_Problem description:_
Gather every line of the entries that includes the word "JSON".

_Data:_
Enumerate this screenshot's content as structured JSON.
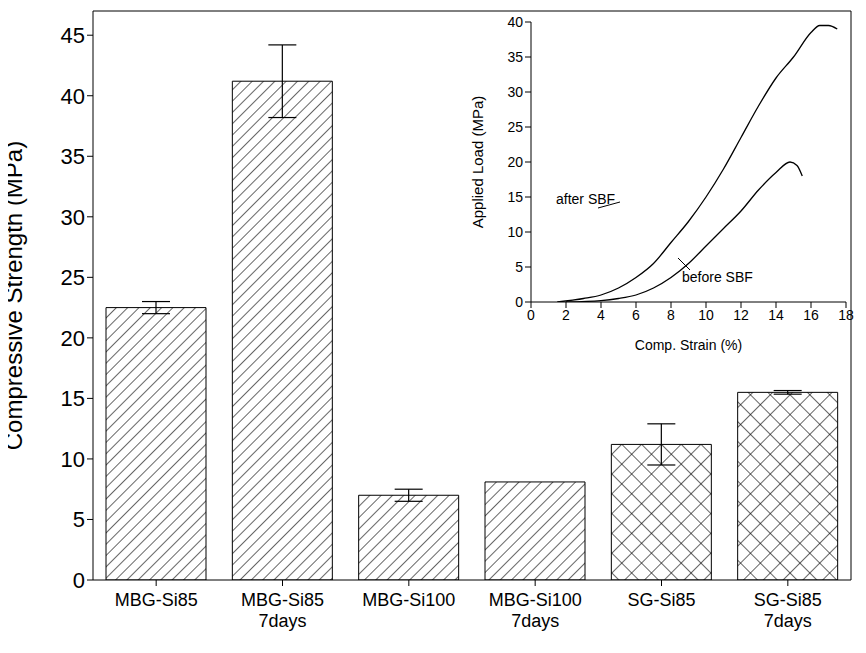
{
  "chart_data": [
    {
      "type": "bar",
      "y_label": "Compressive Strength (MPa)",
      "categories": [
        "MBG-Si85",
        "MBG-Si85 7days",
        "MBG-Si100",
        "MBG-Si100 7days",
        "SG-Si85",
        "SG-Si85 7days"
      ],
      "values": [
        22.5,
        41.2,
        7.0,
        8.1,
        11.2,
        15.5
      ],
      "errors": [
        0.5,
        3.0,
        0.5,
        null,
        1.7,
        0.15
      ],
      "ylim": [
        0,
        47
      ],
      "yticks": [
        0,
        5,
        10,
        15,
        20,
        25,
        30,
        35,
        40,
        45
      ],
      "color": "#000000"
    },
    {
      "type": "line",
      "x_label": "Comp. Strain (%)",
      "y_label": "Applied Load (MPa)",
      "xlim": [
        0,
        18
      ],
      "xticks": [
        0,
        2,
        4,
        6,
        8,
        10,
        12,
        14,
        16,
        18
      ],
      "ylim": [
        0,
        40
      ],
      "yticks": [
        0,
        5,
        10,
        15,
        20,
        25,
        30,
        35,
        40
      ],
      "series": [
        {
          "name": "after SBF",
          "color": "#000000",
          "x": [
            1.5,
            3,
            4,
            5,
            6,
            7,
            8,
            9,
            10,
            11,
            12,
            13,
            14,
            15,
            16,
            16.5,
            17,
            17.5
          ],
          "values": [
            0,
            0.5,
            1,
            2,
            3.5,
            5.5,
            8.5,
            11.5,
            15,
            19,
            23.5,
            28,
            32,
            35,
            38.5,
            39.5,
            39.5,
            39
          ]
        },
        {
          "name": "before SBF",
          "color": "#000000",
          "x": [
            2,
            4,
            5,
            6,
            7,
            8,
            9,
            10,
            11,
            12,
            13,
            14,
            14.8,
            15.2,
            15.5
          ],
          "values": [
            0,
            0.2,
            0.5,
            1,
            2,
            3.5,
            5.5,
            8,
            10.5,
            13,
            16,
            18.5,
            20,
            19.5,
            18
          ]
        }
      ]
    }
  ]
}
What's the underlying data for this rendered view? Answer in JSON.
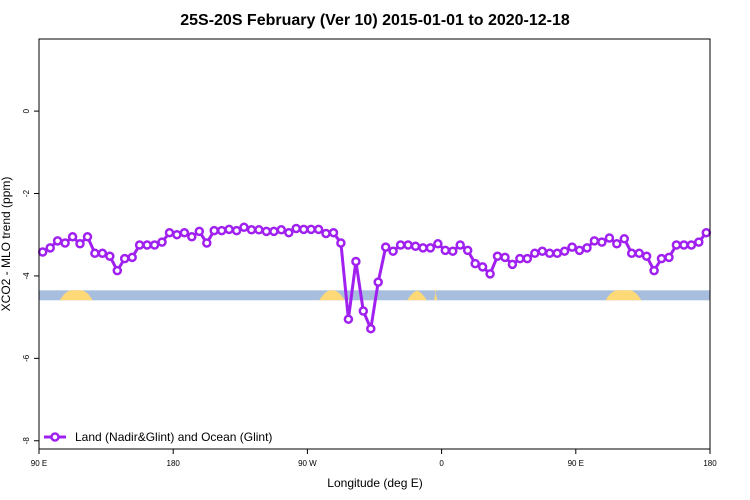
{
  "chart_data": {
    "type": "line",
    "title": "25S-20S February (Ver 10)   2015-01-01 to 2020-12-18",
    "xlabel": "Longitude (deg E)",
    "ylabel": "XCO2 - MLO trend (ppm)",
    "xlim": [
      90,
      540
    ],
    "ylim": [
      -8.2,
      1.75
    ],
    "x_ticks": [
      {
        "value": 90,
        "label": "90 E"
      },
      {
        "value": 180,
        "label": "180"
      },
      {
        "value": 270,
        "label": "90 W"
      },
      {
        "value": 360,
        "label": "0"
      },
      {
        "value": 450,
        "label": "90 E"
      },
      {
        "value": 540,
        "label": "180"
      }
    ],
    "y_ticks": [
      {
        "value": 0,
        "label": "0"
      },
      {
        "value": -2,
        "label": "-2"
      },
      {
        "value": -4,
        "label": "-4"
      },
      {
        "value": -6,
        "label": "-6"
      },
      {
        "value": -8,
        "label": "-8"
      }
    ],
    "grid": false,
    "legend_position": "bottom-left",
    "series": [
      {
        "name": "Land (Nadir&Glint) and Ocean (Glint)",
        "color": "#a020f0",
        "x": [
          92.5,
          97.5,
          102.5,
          107.5,
          112.5,
          117.5,
          122.5,
          127.5,
          132.5,
          137.5,
          142.5,
          147.5,
          152.5,
          157.5,
          162.5,
          167.5,
          172.5,
          177.5,
          182.5,
          187.5,
          192.5,
          197.5,
          202.5,
          207.5,
          212.5,
          217.5,
          222.5,
          227.5,
          232.5,
          237.5,
          242.5,
          247.5,
          252.5,
          257.5,
          262.5,
          267.5,
          272.5,
          277.5,
          282.5,
          287.5,
          292.5,
          297.5,
          302.5,
          307.5,
          312.5,
          317.5,
          322.5,
          327.5,
          332.5,
          337.5,
          342.5,
          347.5,
          352.5,
          357.5,
          362.5,
          367.5,
          372.5,
          377.5,
          382.5,
          387.5,
          392.5,
          397.5,
          402.5,
          407.5,
          412.5,
          417.5,
          422.5,
          427.5,
          432.5,
          437.5,
          442.5,
          447.5,
          452.5,
          457.5,
          462.5,
          467.5,
          472.5,
          477.5,
          482.5,
          487.5,
          492.5,
          497.5,
          502.5,
          507.5,
          512.5,
          517.5,
          522.5,
          527.5,
          532.5,
          537.5
        ],
        "y": [
          -3.42,
          -3.32,
          -3.15,
          -3.2,
          -3.05,
          -3.22,
          -3.05,
          -3.45,
          -3.45,
          -3.52,
          -3.87,
          -3.58,
          -3.55,
          -3.25,
          -3.25,
          -3.25,
          -3.18,
          -2.95,
          -3.0,
          -2.95,
          -3.05,
          -2.92,
          -3.2,
          -2.9,
          -2.9,
          -2.87,
          -2.9,
          -2.82,
          -2.88,
          -2.88,
          -2.92,
          -2.92,
          -2.88,
          -2.95,
          -2.85,
          -2.87,
          -2.87,
          -2.87,
          -2.97,
          -2.95,
          -3.2,
          -5.05,
          -3.65,
          -4.85,
          -5.28,
          -4.15,
          -3.3,
          -3.4,
          -3.25,
          -3.25,
          -3.28,
          -3.32,
          -3.32,
          -3.22,
          -3.38,
          -3.4,
          -3.25,
          -3.38,
          -3.7,
          -3.78,
          -3.95,
          -3.52,
          -3.55,
          -3.72,
          -3.58,
          -3.58,
          -3.45,
          -3.4,
          -3.45,
          -3.45,
          -3.4,
          -3.3,
          -3.38,
          -3.32,
          -3.15,
          -3.18,
          -3.08,
          -3.22,
          -3.1,
          -3.45,
          -3.45,
          -3.52,
          -3.87,
          -3.58,
          -3.55,
          -3.25,
          -3.25,
          -3.25,
          -3.18,
          -2.95
        ]
      }
    ],
    "surface_strip": {
      "y_center": -4.47,
      "ocean_color": "#a8bede",
      "land_color": "#fdd978",
      "land_spans": [
        [
          104,
          126
        ],
        [
          278,
          295
        ],
        [
          337,
          350
        ],
        [
          355,
          357
        ],
        [
          470,
          494
        ]
      ]
    }
  }
}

_Response below:_
Enumerate this screenshot's content as structured JSON.
What's the underlying data for this rendered view? Answer in JSON.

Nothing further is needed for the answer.